GOAL ▸
Would you transcribe all of the data exactly, down to the last character?

RECORDS FOR THE TASK ▸
□ □ □ □ □
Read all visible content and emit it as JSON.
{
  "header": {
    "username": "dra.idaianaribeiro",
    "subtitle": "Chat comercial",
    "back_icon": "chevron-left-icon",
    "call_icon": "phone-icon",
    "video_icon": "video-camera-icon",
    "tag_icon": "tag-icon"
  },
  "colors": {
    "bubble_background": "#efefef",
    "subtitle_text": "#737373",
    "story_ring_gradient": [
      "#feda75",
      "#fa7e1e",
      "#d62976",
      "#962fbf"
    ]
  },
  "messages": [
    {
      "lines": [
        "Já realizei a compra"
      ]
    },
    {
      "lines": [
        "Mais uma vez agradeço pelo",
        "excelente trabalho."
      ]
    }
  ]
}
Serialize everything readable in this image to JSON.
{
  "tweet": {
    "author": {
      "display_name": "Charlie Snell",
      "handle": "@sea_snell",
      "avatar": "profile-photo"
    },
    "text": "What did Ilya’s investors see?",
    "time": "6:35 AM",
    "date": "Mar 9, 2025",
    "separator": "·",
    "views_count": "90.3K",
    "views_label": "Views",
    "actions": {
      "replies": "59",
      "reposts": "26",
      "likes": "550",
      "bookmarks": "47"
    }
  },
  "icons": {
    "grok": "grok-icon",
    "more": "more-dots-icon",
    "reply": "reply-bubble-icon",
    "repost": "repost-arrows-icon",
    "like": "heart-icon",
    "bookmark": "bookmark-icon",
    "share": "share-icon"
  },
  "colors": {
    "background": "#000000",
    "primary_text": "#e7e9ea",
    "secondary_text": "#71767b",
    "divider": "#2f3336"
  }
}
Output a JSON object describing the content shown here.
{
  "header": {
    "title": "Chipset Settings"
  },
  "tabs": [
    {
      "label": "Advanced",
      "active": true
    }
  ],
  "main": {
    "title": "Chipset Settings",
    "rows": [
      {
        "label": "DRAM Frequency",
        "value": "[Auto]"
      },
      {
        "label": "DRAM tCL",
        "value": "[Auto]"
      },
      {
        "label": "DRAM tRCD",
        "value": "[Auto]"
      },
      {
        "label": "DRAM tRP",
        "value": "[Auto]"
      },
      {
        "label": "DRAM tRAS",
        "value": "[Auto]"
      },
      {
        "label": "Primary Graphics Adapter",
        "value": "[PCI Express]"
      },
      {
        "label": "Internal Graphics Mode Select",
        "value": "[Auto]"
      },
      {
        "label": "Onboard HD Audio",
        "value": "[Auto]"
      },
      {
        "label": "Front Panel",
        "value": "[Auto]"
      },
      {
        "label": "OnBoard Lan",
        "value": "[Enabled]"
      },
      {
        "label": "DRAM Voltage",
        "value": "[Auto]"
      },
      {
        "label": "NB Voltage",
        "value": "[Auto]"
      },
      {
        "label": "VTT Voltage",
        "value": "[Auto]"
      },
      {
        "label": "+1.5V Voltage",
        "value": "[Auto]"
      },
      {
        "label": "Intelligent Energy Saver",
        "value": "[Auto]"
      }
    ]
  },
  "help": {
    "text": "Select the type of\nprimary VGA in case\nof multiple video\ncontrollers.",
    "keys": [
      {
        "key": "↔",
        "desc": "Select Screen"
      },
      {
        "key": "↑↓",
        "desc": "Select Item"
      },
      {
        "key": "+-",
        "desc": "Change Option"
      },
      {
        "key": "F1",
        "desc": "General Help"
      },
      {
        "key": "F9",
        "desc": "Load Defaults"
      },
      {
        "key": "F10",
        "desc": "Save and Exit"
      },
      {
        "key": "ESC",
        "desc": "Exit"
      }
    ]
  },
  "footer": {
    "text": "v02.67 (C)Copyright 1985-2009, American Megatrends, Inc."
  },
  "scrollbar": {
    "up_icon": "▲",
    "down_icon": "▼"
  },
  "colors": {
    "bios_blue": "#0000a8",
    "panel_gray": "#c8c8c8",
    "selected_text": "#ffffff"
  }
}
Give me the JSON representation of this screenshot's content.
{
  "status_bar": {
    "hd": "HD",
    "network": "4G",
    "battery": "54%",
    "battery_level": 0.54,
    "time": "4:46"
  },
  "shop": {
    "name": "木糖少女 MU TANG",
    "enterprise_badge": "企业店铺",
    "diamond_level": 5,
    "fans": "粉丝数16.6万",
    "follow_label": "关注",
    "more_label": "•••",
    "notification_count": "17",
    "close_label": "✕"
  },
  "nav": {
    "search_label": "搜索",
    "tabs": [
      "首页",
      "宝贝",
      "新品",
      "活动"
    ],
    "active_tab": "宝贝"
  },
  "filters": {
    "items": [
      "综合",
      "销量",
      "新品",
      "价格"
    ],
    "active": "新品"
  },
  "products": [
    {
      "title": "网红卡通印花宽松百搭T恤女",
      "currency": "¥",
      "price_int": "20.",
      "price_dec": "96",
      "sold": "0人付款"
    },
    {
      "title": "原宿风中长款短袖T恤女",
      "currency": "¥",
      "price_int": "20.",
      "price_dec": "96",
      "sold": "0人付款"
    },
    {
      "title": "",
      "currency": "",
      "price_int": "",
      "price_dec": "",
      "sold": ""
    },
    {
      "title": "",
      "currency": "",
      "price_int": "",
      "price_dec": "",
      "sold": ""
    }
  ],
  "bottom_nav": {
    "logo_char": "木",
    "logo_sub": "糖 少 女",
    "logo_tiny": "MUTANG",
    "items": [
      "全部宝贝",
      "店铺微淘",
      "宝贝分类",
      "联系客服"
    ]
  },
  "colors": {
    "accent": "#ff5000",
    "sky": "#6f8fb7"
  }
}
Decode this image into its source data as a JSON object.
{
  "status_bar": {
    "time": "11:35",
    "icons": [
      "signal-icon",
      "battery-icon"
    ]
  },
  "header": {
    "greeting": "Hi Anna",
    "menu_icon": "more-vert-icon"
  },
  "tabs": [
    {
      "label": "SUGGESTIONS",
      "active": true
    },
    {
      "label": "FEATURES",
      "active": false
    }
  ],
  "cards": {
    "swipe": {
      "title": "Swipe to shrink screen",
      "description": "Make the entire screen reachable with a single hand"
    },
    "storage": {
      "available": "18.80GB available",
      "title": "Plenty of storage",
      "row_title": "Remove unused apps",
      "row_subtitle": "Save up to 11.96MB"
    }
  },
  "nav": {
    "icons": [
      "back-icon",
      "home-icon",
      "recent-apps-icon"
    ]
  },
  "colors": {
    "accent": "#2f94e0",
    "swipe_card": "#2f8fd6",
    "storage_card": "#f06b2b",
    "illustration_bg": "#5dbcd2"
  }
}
□ □ □ □ □
WRITTEN ANSWER ▸
Read all visible content and emit it as JSON.
{
  "header": {
    "username": "dra.idaianaribeiro",
    "subtitle": "Chat comercial",
    "back_icon": "chevron-left-icon",
    "call_icon": "phone-icon",
    "video_icon": "video-camera-icon",
    "tag_icon": "tag-icon"
  },
  "colors": {
    "bubble_background": "#efefef",
    "subtitle_text": "#737373",
    "story_ring_gradient": [
      "#feda75",
      "#fa7e1e",
      "#d62976",
      "#962fbf"
    ]
  },
  "messages": [
    {
      "lines": [
        "Já realizei a compra"
      ]
    },
    {
      "lines": [
        "Mais uma vez agradeço pelo",
        "excelente trabalho."
      ]
    }
  ]
}
Serialize everything readable in this image to JSON.
{
  "tweet": {
    "author": {
      "display_name": "Charlie Snell",
      "handle": "@sea_snell",
      "avatar": "profile-photo"
    },
    "text": "What did Ilya’s investors see?",
    "time": "6:35 AM",
    "date": "Mar 9, 2025",
    "separator": "·",
    "views_count": "90.3K",
    "views_label": "Views",
    "actions": {
      "replies": "59",
      "reposts": "26",
      "likes": "550",
      "bookmarks": "47"
    }
  },
  "icons": {
    "grok": "grok-icon",
    "more": "more-dots-icon",
    "reply": "reply-bubble-icon",
    "repost": "repost-arrows-icon",
    "like": "heart-icon",
    "bookmark": "bookmark-icon",
    "share": "share-icon"
  },
  "colors": {
    "background": "#000000",
    "primary_text": "#e7e9ea",
    "secondary_text": "#71767b",
    "divider": "#2f3336"
  }
}
Output a JSON object describing the content shown here.
{
  "header": {
    "title": "Chipset Settings"
  },
  "tabs": [
    {
      "label": "Advanced",
      "active": true
    }
  ],
  "main": {
    "title": "Chipset Settings",
    "rows": [
      {
        "label": "DRAM Frequency",
        "value": "[Auto]"
      },
      {
        "label": "DRAM tCL",
        "value": "[Auto]"
      },
      {
        "label": "DRAM tRCD",
        "value": "[Auto]"
      },
      {
        "label": "DRAM tRP",
        "value": "[Auto]"
      },
      {
        "label": "DRAM tRAS",
        "value": "[Auto]"
      },
      {
        "label": "Primary Graphics Adapter",
        "value": "[PCI Express]"
      },
      {
        "label": "Internal Graphics Mode Select",
        "value": "[Auto]"
      },
      {
        "label": "Onboard HD Audio",
        "value": "[Auto]"
      },
      {
        "label": "Front Panel",
        "value": "[Auto]"
      },
      {
        "label": "OnBoard Lan",
        "value": "[Enabled]"
      },
      {
        "label": "DRAM Voltage",
        "value": "[Auto]"
      },
      {
        "label": "NB Voltage",
        "value": "[Auto]"
      },
      {
        "label": "VTT Voltage",
        "value": "[Auto]"
      },
      {
        "label": "+1.5V Voltage",
        "value": "[Auto]"
      },
      {
        "label": "Intelligent Energy Saver",
        "value": "[Auto]"
      }
    ]
  },
  "help": {
    "text": "Select the type of\nprimary VGA in case\nof multiple video\ncontrollers.",
    "keys": [
      {
        "key": "↔",
        "desc": "Select Screen"
      },
      {
        "key": "↑↓",
        "desc": "Select Item"
      },
      {
        "key": "+-",
        "desc": "Change Option"
      },
      {
        "key": "F1",
        "desc": "General Help"
      },
      {
        "key": "F9",
        "desc": "Load Defaults"
      },
      {
        "key": "F10",
        "desc": "Save and Exit"
      },
      {
        "key": "ESC",
        "desc": "Exit"
      }
    ]
  },
  "footer": {
    "text": "v02.67 (C)Copyright 1985-2009, American Megatrends, Inc."
  },
  "scrollbar": {
    "up_icon": "▲",
    "down_icon": "▼"
  },
  "colors": {
    "bios_blue": "#0000a8",
    "panel_gray": "#c8c8c8",
    "selected_text": "#ffffff"
  }
}
Give me the JSON representation of this screenshot's content.
{
  "status_bar": {
    "hd": "HD",
    "network": "4G",
    "battery": "54%",
    "battery_level": 0.54,
    "time": "4:46"
  },
  "shop": {
    "name": "木糖少女 MU TANG",
    "enterprise_badge": "企业店铺",
    "diamond_level": 5,
    "fans": "粉丝数16.6万",
    "follow_label": "关注",
    "more_label": "•••",
    "notification_count": "17",
    "close_label": "✕"
  },
  "nav": {
    "search_label": "搜索",
    "tabs": [
      "首页",
      "宝贝",
      "新品",
      "活动"
    ],
    "active_tab": "宝贝"
  },
  "filters": {
    "items": [
      "综合",
      "销量",
      "新品",
      "价格"
    ],
    "active": "新品"
  },
  "products": [
    {
      "title": "网红卡通印花宽松百搭T恤女",
      "currency": "¥",
      "price_int": "20.",
      "price_dec": "96",
      "sold": "0人付款"
    },
    {
      "title": "原宿风中长款短袖T恤女",
      "currency": "¥",
      "price_int": "20.",
      "price_dec": "96",
      "sold": "0人付款"
    },
    {
      "title": "",
      "currency": "",
      "price_int": "",
      "price_dec": "",
      "sold": ""
    },
    {
      "title": "",
      "currency": "",
      "price_int": "",
      "price_dec": "",
      "sold": ""
    }
  ],
  "bottom_nav": {
    "logo_char": "木",
    "logo_sub": "糖 少 女",
    "logo_tiny": "MUTANG",
    "items": [
      "全部宝贝",
      "店铺微淘",
      "宝贝分类",
      "联系客服"
    ]
  },
  "colors": {
    "accent": "#ff5000",
    "sky": "#6f8fb7"
  }
}
Decode this image into its source data as a JSON object.
{
  "status_bar": {
    "time": "11:35",
    "icons": [
      "signal-icon",
      "battery-icon"
    ]
  },
  "header": {
    "greeting": "Hi Anna",
    "menu_icon": "more-vert-icon"
  },
  "tabs": [
    {
      "label": "SUGGESTIONS",
      "active": true
    },
    {
      "label": "FEATURES",
      "active": false
    }
  ],
  "cards": {
    "swipe": {
      "title": "Swipe to shrink screen",
      "description": "Make the entire screen reachable with a single hand"
    },
    "storage": {
      "available": "18.80GB available",
      "title": "Plenty of storage",
      "row_title": "Remove unused apps",
      "row_subtitle": "Save up to 11.96MB"
    }
  },
  "nav": {
    "icons": [
      "back-icon",
      "home-icon",
      "recent-apps-icon"
    ]
  },
  "colors": {
    "accent": "#2f94e0",
    "swipe_card": "#2f8fd6",
    "storage_card": "#f06b2b",
    "illustration_bg": "#5dbcd2"
  }
}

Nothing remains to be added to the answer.